■ PAGE EXCERPT
»»

On Tue, Apr 19, 2022 at 02:11:53PM -0400, Nico Pache wrote:
> I think its is important to note the issue we are seeing has greatly improved
> since the initial posting. However we have noticed that the issue is still
> present (and significantly worse) when cgroupV1 is set.
> 
> We were initially testing with CgroupV1 and later found that the issue was not
> as bad in CgroupV2 (but was still an noticeable issue). This is also resulting
> in the splitting of THPs in the host kernel.

When swappiness is 0, cgroup limit reclaim has a fixed SCAN_FILE
branch, so it shouldn't ever look at anon. I'm assuming you're getting
global reclaim mixed in. Indeed, I think we can try harder not to swap
for global reclaim if the user asks for that.

Can you try the below patch?

diff --git a/mm/vmscan.c b/mm/vmscan.c
index ba19edbc2452..0aa929151386 100644
--- a/mm/vmscan.c
+++ b/mm/vmscan.c
@@ -2729,11 +2729,9 @@ static void get_scan_count(struct lruvec *lruvec, struct scan_control *sc,
 	}
 
 	/*
-	 * Global reclaim will swap to prevent OOM even with no
-	 * swappiness, but memcg users want to use this knob to
-	 * disable swapping for individual groups completely when
-	 * using the memory controller's swap limit feature would be
-	 * too expensive.
+	 * For cgroups, swappiness=0 means never swap. Historically,
+	 * cgroup users have relied on this as it was cheaper than
+	 * setting a swap limit of 0.
 	 */
 	if (cgroup_reclaim(sc) && !swappiness) {
 		scan_balance = SCAN_FILE;
@@ -2754,7 +2752,7 @@ static void get_scan_count(struct lruvec *lruvec, struct scan_control *sc,
 	 * If the system is almost out of file pages, force-scan anon.
 	 */
 	if (sc->file_is_tiny) {
-		scan_balance = SCAN_ANON;
+		scan_balance = SCAN_EQUAL;
 		goto out;
 	}
 
@@ -2767,6 +2765,12 @@ static void get_scan_count(struct lruvec *lruvec, struct scan_control *sc,
 		goto out;
 	}
 
+	/* swappiness=0 means no swap until OOM is imminent */
+	if (!swappiness && sc->priority) {
+		scan_balance = SCAN_FILE;
+		goto out;
+	}
+
 	scan_balance = SCAN_FRACT;
 	/*
 	 * Calculate the pressure balance between anon and file pages.
Nico Pache April 19, 2022, 7:37 p.m. UTC | #10
Hi Johannes,

On 4/19/22 14:46, Johannes Weiner wrote:
> Hi Nico,
> 
> On Tue, Apr 19, 2022 at 02:11:53PM -0400, Nico Pache wrote:
>> I think its is important to note the issue we are seeing has greatly improved
>> since the initial posting. However we have noticed that the issue is still
>> present (and significantly worse) when cgroupV1 is set.
>>
>> We were initially testing with CgroupV1 and later found that the issue was not
>> as bad in CgroupV2 (but was still an noticeable issue). This is also resulting
>> in the splitting of THPs in the host kernel.
> 
> When swappiness is 0, cgroup limit reclaim has a fixed SCAN_FILE
> branch, so it shouldn't ever look at anon. I'm assuming you're getting
> global reclaim mixed in. Indeed, I think we can try harder not to swap
> for global reclaim if the user asks for that.

««

■ SHORT EXERCISE
Translate this sentence from the excerpt on memory reclaim and swappiness into Spanish: "Indeed, I think we can try harder not to swap for global reclaim if the user asks for that."

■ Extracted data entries
»»

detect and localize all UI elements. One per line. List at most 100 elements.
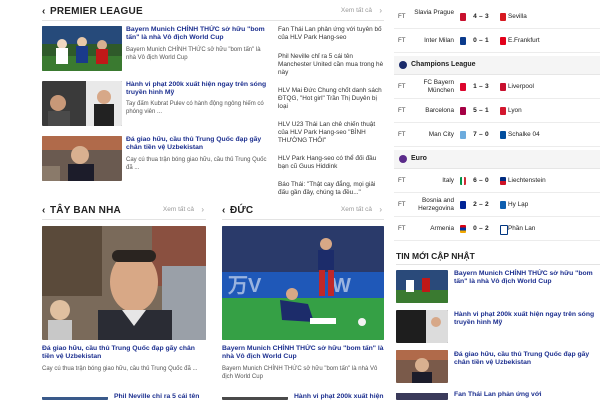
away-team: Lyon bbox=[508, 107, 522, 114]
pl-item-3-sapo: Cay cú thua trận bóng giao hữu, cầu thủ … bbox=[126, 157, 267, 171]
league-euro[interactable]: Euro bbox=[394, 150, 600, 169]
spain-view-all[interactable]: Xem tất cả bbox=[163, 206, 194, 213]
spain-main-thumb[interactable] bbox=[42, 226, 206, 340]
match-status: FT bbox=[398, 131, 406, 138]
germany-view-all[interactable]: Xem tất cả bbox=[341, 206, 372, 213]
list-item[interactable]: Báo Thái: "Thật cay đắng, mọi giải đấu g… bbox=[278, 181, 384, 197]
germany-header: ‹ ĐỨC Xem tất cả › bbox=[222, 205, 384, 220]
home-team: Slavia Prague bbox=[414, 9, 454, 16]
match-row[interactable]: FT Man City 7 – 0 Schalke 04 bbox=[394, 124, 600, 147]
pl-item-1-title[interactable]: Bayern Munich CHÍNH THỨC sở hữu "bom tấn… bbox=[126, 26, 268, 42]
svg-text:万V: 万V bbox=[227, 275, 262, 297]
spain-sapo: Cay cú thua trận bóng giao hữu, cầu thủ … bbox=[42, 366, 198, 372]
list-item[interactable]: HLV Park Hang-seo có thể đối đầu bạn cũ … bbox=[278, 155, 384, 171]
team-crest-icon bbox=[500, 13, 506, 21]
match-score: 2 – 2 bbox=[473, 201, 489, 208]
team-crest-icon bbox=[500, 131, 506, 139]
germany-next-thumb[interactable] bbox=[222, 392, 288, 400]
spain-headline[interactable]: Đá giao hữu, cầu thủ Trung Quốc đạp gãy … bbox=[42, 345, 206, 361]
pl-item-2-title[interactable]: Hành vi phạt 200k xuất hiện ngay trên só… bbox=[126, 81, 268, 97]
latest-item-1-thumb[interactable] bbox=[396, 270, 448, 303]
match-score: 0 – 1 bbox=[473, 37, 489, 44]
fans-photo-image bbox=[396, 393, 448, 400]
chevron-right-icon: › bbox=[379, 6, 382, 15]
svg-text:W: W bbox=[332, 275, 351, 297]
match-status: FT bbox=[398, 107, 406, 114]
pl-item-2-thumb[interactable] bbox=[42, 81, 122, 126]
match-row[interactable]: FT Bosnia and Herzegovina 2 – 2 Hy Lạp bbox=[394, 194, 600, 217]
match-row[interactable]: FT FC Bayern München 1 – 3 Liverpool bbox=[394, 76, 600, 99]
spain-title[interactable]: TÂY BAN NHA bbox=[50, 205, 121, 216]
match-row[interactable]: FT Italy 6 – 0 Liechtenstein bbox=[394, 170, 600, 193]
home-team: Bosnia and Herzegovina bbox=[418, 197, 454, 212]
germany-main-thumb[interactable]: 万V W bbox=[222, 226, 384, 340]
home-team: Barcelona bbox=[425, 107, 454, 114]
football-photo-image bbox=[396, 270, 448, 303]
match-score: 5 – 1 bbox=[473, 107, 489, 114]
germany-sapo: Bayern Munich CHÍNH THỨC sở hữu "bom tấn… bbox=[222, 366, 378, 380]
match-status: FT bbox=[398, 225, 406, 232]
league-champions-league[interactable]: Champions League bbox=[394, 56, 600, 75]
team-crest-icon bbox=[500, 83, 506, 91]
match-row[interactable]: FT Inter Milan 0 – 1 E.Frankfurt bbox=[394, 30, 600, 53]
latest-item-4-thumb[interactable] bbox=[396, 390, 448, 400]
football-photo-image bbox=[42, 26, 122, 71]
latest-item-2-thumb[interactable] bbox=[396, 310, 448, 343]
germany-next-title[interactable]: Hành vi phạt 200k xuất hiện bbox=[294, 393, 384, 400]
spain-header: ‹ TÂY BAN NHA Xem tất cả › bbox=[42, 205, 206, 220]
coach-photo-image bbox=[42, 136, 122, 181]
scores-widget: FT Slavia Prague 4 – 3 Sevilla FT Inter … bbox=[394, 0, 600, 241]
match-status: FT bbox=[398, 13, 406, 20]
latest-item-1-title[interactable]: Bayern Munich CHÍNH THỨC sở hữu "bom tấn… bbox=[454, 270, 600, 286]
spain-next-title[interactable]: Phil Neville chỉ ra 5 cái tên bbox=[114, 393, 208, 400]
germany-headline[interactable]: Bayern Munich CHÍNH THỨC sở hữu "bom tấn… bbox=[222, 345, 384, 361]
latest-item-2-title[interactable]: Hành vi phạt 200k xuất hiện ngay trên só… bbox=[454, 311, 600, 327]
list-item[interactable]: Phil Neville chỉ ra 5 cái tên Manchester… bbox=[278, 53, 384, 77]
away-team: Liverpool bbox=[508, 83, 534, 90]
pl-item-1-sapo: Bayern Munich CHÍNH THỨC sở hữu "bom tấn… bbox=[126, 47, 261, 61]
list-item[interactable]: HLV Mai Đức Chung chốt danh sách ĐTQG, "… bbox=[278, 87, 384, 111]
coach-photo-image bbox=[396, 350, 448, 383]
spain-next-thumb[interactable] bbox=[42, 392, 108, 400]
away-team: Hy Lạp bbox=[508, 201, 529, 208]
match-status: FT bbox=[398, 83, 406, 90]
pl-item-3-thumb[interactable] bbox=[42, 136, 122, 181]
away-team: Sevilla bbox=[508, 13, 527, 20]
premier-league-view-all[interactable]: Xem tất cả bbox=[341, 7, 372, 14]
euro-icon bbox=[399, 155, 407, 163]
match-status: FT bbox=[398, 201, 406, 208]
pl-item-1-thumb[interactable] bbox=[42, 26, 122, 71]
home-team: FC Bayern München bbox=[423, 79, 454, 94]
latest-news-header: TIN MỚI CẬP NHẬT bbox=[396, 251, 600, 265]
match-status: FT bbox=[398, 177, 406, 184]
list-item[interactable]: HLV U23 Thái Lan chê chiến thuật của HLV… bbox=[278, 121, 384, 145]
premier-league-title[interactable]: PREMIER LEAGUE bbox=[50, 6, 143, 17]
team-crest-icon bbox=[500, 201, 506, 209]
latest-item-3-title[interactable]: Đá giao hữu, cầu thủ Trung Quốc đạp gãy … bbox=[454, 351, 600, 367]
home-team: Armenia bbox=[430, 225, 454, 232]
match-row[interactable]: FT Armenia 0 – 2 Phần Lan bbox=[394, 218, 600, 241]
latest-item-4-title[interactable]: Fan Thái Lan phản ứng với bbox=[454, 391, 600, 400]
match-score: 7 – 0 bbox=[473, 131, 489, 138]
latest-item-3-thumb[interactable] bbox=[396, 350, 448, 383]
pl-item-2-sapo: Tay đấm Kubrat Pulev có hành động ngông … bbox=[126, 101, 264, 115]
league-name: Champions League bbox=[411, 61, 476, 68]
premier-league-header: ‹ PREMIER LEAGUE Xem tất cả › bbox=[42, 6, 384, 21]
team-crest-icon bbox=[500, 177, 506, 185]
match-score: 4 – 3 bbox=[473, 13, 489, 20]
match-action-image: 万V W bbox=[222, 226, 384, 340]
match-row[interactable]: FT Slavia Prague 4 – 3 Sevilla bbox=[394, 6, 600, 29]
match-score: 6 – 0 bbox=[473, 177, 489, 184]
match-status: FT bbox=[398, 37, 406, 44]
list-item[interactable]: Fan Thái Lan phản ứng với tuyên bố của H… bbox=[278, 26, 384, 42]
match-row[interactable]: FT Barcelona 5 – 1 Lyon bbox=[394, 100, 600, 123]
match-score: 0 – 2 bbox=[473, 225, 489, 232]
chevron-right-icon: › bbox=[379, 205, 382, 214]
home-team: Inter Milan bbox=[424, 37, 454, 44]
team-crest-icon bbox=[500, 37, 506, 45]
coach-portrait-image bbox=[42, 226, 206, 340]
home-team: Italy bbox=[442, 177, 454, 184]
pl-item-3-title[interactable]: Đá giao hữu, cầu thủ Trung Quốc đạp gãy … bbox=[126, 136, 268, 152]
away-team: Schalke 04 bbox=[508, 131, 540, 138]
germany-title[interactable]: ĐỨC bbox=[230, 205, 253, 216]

««
»»

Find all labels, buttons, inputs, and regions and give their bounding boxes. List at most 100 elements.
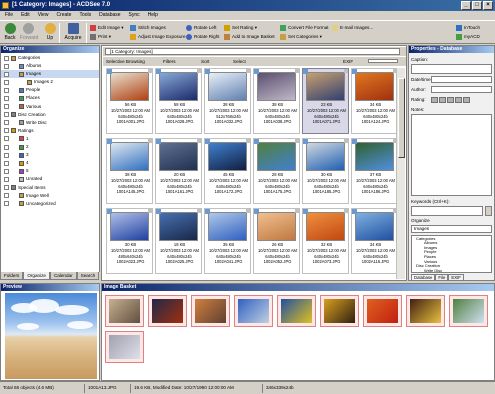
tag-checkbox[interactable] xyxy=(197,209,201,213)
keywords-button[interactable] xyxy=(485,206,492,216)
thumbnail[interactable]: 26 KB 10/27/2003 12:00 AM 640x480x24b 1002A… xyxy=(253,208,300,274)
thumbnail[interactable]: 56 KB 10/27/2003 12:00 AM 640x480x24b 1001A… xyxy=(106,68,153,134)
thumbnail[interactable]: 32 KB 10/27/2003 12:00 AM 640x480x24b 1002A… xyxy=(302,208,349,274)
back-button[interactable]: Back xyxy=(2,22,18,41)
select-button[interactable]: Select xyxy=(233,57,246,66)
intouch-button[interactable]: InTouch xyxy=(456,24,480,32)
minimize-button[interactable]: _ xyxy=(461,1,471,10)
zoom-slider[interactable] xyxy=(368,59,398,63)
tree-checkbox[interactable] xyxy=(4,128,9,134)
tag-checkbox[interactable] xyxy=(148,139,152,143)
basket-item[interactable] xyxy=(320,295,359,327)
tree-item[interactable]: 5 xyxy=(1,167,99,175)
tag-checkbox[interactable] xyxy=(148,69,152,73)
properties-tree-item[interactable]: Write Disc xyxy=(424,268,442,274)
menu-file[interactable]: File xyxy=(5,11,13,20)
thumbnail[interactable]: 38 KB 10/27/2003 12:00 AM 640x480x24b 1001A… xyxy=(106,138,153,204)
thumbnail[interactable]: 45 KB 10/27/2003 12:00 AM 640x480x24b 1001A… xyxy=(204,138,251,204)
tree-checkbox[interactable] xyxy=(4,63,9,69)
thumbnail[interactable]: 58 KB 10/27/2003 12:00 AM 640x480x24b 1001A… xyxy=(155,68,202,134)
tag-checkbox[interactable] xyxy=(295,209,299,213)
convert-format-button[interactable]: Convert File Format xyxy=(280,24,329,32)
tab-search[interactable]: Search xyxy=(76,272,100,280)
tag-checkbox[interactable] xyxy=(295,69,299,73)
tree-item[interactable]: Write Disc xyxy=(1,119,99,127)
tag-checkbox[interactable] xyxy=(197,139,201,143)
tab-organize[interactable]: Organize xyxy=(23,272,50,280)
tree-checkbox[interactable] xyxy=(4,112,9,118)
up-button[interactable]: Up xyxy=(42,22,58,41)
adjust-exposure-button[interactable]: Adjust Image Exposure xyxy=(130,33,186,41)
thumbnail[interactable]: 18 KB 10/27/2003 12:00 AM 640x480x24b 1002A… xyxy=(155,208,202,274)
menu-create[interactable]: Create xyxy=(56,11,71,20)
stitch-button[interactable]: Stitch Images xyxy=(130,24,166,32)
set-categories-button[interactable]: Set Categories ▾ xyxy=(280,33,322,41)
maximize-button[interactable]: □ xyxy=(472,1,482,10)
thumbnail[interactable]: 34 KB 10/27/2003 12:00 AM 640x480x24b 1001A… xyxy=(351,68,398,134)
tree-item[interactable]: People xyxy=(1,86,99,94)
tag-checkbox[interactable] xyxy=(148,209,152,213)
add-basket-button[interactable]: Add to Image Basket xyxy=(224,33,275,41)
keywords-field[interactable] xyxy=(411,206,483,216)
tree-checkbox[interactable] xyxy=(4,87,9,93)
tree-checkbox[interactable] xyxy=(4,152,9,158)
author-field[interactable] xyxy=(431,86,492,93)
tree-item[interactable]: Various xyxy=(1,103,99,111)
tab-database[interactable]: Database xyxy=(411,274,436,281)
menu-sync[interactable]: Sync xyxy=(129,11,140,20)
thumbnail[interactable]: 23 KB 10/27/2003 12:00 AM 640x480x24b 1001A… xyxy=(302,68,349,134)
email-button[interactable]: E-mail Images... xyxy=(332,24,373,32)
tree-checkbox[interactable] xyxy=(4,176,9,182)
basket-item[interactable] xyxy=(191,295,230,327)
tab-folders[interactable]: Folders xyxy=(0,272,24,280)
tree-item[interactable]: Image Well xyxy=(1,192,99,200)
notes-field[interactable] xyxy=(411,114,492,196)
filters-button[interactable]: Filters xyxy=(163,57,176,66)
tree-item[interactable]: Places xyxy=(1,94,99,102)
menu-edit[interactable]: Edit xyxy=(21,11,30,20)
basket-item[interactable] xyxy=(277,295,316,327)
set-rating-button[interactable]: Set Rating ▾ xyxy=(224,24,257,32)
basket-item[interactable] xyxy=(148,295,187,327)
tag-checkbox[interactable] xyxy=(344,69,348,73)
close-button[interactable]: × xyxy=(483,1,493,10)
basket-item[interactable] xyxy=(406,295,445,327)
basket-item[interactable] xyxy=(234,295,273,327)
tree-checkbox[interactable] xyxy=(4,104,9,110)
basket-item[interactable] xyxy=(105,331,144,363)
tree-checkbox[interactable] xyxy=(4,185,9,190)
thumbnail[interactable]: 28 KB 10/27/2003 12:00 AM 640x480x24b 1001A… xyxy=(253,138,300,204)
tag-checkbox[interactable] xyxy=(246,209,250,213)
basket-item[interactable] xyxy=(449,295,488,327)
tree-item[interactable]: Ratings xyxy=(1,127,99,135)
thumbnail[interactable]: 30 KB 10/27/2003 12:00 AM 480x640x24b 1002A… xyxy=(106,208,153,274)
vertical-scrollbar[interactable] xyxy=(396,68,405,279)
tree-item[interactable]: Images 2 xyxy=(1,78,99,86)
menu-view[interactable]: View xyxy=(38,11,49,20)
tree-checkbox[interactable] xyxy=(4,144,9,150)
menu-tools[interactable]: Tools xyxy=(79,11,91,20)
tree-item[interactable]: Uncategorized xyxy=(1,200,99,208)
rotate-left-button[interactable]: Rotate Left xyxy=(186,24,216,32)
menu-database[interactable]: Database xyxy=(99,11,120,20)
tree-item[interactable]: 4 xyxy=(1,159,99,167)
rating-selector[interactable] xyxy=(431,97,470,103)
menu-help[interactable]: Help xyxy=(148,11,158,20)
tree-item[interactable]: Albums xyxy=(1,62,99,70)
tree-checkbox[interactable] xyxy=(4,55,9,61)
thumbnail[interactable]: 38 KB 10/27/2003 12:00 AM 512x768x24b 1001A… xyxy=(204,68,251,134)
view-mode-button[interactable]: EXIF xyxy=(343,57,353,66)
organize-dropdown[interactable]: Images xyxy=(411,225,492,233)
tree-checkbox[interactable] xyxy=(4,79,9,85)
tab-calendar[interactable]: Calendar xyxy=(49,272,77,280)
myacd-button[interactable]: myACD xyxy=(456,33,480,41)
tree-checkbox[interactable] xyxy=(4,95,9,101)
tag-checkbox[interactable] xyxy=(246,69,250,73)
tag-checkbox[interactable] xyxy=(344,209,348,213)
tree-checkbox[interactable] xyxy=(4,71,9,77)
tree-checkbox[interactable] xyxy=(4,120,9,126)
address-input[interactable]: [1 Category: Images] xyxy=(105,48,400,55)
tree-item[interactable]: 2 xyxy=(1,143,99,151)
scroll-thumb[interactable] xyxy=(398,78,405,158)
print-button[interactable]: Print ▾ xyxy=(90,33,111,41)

««

■ RESPONSE BELOW
De hecho, creo que podemos esforzarnos más por no hacer swap en la recuperación global si el usuario así lo solicita.